*Required task*
The records that follow are to be transcribed in full, without their images.

[Stored data entries]
■ ■ ■ ■
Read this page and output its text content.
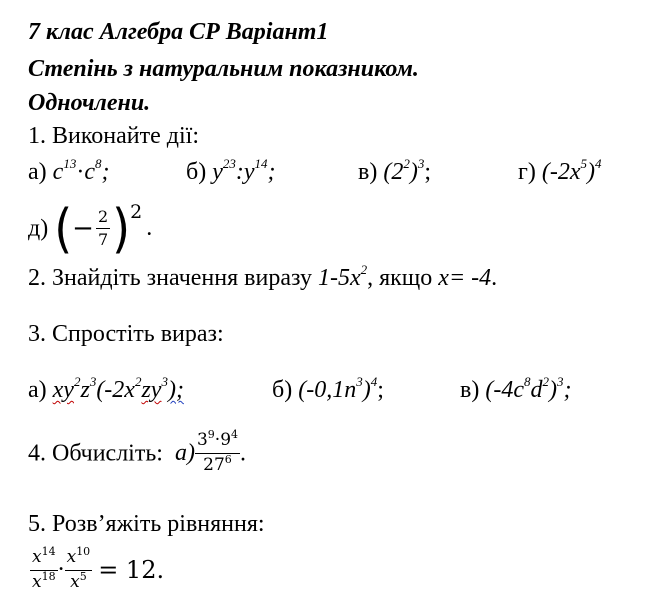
7 клас Алгебра СР Варіант1
Степінь з натуральним показником.
Одночлени.
1. Виконайте дії:
а) $c^{13}\cdot c^8$;	б) $y^{23}:y^{14}$;	в) $(2^2)^3$;	г) $(-2x^5)^4$
д) (− $\frac{2}{7} )^2$.
2. Знайдіть значення виразу $1-5x^2$, якщо x= -4.
3. Спростіть вираз:
а) $xy^2z^3(-2x^2zy^3)$;	б) $(-0,1n^3)^4$;	в) $(-4c^8d^2)^3$;
4. Обчисліть: $а) \frac{3^9\cdot 9^4}{27^6}$ .
5. Розв’яжіть рівняння:
$\frac{x^{14}}{x^{18}} \cdot \frac{x^{10}}{x^5} = 12$.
■ ■ ■ ■
*Task response*
Read this page and output its text content.
7 клас Алгебра СР Варіант1
Степінь з натуральним показником.
Одночлени.
1. Виконайте дії:
а) $c^{13}\cdot c^8$;	б) $y^{23}:y^{14}$;	в) $(2^2)^3$;	г) $(-2x^5)^4$
д) (− $\frac{2}{7} )^2$.
2. Знайдіть значення виразу $1-5x^2$, якщо x= -4.
3. Спростіть вираз:
а) $xy^2z^3(-2x^2zy^3)$;	б) $(-0,1n^3)^4$;	в) $(-4c^8d^2)^3$;
4. Обчисліть: $а) \frac{3^9\cdot 9^4}{27^6}$ .
5. Розв’яжіть рівняння:
$\frac{x^{14}}{x^{18}} \cdot \frac{x^{10}}{x^5} = 12$.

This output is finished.